Task prompt: Where a line in the listing contains the string "name", copy that line out.

[Dataset items]
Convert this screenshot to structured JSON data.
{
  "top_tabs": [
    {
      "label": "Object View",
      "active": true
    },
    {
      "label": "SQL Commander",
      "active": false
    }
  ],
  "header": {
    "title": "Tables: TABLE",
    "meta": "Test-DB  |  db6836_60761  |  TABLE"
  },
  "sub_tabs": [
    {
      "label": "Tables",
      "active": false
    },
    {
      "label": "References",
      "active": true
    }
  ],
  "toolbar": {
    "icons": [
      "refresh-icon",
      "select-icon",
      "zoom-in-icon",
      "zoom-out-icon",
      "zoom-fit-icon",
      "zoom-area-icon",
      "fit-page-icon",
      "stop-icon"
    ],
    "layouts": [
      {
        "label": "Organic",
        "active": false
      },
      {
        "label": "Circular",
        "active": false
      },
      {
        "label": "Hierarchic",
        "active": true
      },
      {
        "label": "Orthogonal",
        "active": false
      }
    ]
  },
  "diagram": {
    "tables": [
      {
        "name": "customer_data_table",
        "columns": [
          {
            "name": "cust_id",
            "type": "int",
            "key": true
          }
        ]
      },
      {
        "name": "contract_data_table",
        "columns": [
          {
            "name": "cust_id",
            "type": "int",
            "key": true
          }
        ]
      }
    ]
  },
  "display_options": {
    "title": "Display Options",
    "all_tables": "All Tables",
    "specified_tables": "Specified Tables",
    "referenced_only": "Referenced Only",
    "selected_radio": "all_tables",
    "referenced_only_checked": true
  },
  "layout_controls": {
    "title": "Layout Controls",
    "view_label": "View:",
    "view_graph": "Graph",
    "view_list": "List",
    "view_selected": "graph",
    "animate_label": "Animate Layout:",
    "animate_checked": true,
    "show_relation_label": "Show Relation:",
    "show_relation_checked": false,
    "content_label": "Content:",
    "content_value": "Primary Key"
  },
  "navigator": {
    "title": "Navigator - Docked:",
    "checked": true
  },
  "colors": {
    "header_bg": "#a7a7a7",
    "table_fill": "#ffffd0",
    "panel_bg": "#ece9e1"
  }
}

Output of the exercise:
        "name": "customer_data_table",
            "name": "cust_id",
        "name": "contract_data_table",
            "name": "cust_id",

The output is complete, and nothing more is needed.